Dataset excerpt:

···

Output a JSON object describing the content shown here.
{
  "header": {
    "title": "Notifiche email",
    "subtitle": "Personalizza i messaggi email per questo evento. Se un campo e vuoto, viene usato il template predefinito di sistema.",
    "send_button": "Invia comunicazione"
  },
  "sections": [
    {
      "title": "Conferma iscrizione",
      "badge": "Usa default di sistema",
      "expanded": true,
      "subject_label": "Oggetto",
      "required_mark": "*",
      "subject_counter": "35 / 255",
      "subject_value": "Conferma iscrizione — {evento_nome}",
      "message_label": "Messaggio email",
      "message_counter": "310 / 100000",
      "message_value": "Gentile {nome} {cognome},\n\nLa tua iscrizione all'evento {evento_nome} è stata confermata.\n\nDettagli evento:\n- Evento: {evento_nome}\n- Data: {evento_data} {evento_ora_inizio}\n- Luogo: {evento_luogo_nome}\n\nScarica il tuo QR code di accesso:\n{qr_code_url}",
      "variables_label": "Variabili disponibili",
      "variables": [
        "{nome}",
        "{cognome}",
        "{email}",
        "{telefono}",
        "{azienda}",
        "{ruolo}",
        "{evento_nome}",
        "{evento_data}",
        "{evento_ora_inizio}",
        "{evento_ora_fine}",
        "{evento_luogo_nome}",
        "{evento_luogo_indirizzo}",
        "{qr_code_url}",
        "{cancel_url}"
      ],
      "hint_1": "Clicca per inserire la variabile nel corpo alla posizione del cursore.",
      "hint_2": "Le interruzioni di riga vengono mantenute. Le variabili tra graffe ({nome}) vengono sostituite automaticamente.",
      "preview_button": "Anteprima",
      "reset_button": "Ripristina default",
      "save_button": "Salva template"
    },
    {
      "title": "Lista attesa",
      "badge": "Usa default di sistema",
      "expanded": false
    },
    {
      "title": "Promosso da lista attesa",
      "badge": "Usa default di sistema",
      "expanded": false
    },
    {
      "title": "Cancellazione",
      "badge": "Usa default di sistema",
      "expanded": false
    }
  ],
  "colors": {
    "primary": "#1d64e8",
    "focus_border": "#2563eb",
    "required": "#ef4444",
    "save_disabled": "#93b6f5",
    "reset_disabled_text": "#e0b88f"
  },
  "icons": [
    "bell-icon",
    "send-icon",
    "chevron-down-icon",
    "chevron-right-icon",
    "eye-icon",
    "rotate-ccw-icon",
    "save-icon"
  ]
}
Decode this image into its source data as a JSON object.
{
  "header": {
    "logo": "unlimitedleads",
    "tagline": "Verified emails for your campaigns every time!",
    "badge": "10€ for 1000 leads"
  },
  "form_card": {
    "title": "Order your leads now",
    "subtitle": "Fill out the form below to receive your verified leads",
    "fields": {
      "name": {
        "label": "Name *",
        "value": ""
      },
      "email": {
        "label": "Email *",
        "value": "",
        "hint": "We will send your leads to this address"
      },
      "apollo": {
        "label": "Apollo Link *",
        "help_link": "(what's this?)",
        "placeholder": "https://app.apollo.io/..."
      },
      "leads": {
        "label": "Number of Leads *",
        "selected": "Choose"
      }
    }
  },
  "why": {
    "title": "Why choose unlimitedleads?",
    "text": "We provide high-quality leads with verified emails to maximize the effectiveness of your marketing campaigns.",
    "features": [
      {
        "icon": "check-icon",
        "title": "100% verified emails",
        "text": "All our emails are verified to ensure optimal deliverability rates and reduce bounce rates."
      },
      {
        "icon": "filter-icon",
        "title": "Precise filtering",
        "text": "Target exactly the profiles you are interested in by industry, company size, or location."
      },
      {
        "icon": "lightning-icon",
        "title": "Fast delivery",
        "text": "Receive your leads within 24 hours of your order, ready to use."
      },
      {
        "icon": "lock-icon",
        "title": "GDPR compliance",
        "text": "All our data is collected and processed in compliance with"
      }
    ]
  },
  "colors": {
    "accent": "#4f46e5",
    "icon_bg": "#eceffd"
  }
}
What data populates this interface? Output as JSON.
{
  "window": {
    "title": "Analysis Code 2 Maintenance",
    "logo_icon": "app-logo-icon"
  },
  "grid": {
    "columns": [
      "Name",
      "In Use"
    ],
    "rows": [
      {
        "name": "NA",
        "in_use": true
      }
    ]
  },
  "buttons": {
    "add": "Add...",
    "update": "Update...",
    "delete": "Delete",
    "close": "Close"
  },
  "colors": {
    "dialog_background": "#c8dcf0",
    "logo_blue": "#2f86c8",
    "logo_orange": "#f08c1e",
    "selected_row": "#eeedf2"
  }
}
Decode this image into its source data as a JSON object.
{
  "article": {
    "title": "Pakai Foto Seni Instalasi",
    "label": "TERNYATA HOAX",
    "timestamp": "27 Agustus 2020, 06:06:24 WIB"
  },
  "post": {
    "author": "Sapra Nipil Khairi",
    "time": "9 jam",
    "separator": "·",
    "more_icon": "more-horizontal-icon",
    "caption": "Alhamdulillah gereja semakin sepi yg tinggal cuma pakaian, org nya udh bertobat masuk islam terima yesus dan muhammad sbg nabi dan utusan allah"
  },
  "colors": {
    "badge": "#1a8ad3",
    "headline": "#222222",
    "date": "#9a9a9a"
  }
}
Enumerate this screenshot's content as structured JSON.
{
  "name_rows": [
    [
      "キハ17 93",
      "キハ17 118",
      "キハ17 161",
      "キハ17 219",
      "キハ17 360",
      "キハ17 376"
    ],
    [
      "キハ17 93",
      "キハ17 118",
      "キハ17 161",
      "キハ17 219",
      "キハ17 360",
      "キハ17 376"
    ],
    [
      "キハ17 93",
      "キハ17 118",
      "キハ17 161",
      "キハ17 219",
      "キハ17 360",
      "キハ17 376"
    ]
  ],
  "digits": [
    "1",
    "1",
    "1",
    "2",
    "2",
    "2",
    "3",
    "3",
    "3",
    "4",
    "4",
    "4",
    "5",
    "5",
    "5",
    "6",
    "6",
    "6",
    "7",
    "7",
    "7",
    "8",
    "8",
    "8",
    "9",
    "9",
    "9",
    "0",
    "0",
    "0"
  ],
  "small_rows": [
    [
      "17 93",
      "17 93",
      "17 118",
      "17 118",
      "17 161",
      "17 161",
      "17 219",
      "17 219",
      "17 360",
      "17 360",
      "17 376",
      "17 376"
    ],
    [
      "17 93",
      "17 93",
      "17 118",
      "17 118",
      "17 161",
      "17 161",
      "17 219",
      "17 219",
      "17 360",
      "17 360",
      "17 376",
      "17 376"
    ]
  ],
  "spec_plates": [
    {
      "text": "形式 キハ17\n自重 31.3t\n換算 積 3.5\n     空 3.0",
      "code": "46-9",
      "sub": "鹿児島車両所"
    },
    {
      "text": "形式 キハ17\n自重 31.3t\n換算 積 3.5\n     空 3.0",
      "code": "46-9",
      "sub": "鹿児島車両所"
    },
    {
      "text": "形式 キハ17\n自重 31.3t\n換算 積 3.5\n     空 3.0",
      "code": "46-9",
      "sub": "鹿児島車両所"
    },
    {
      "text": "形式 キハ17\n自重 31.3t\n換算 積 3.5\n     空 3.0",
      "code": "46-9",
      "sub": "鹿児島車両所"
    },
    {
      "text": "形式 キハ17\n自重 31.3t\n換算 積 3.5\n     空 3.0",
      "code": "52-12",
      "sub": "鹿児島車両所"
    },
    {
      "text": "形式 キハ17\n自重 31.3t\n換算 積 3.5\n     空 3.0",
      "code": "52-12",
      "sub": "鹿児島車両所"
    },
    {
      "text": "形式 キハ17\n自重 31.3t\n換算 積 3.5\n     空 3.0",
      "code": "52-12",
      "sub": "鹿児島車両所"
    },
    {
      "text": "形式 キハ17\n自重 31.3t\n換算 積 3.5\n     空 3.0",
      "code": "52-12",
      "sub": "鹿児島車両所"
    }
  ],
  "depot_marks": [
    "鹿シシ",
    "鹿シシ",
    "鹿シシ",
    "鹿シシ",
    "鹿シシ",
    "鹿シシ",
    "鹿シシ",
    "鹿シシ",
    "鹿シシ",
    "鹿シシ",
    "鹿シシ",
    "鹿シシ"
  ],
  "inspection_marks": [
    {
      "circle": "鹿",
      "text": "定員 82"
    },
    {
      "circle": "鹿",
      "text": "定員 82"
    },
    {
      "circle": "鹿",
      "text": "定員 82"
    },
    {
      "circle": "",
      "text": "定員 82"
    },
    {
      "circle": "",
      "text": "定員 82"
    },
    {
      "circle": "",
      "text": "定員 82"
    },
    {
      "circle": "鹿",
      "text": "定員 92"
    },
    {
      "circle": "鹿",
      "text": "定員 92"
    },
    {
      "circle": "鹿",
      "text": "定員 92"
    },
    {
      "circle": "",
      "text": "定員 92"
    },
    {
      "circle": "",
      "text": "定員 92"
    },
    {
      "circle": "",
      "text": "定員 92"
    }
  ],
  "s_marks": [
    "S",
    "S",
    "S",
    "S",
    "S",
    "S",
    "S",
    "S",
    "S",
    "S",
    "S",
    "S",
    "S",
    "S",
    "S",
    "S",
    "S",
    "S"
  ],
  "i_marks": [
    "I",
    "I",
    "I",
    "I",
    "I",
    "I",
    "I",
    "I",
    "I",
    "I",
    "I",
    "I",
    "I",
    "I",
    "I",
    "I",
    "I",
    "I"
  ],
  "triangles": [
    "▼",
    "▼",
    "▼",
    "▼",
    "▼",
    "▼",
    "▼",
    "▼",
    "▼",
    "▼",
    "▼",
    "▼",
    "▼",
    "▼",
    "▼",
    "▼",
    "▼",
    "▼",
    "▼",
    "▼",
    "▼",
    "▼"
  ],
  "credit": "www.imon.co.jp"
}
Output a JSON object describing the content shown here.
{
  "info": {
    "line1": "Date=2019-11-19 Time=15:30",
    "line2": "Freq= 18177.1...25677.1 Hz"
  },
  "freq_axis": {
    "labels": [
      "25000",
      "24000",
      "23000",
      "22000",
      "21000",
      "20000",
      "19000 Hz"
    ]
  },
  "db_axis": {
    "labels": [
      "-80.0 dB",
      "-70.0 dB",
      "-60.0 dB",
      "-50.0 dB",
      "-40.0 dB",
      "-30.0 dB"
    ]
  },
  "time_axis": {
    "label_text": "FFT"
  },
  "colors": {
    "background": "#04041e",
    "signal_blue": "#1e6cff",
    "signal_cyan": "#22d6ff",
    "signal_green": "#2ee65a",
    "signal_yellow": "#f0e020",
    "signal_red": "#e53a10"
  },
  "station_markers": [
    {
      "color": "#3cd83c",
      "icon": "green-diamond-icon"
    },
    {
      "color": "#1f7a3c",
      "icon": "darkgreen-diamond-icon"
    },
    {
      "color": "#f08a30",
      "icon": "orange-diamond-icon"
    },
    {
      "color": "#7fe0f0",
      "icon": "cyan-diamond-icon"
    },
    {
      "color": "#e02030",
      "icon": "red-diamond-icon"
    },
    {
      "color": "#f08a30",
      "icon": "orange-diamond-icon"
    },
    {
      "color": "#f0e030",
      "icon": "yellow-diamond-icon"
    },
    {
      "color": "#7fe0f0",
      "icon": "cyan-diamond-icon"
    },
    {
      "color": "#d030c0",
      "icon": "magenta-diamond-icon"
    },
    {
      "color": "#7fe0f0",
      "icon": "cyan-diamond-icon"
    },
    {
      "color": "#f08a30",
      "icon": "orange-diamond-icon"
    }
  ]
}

···

Return, from the data, each line that has the word "unlimitedleads" in it.

*Completed task*:
    "logo": "unlimitedleads",
    "title": "Why choose unlimitedleads?",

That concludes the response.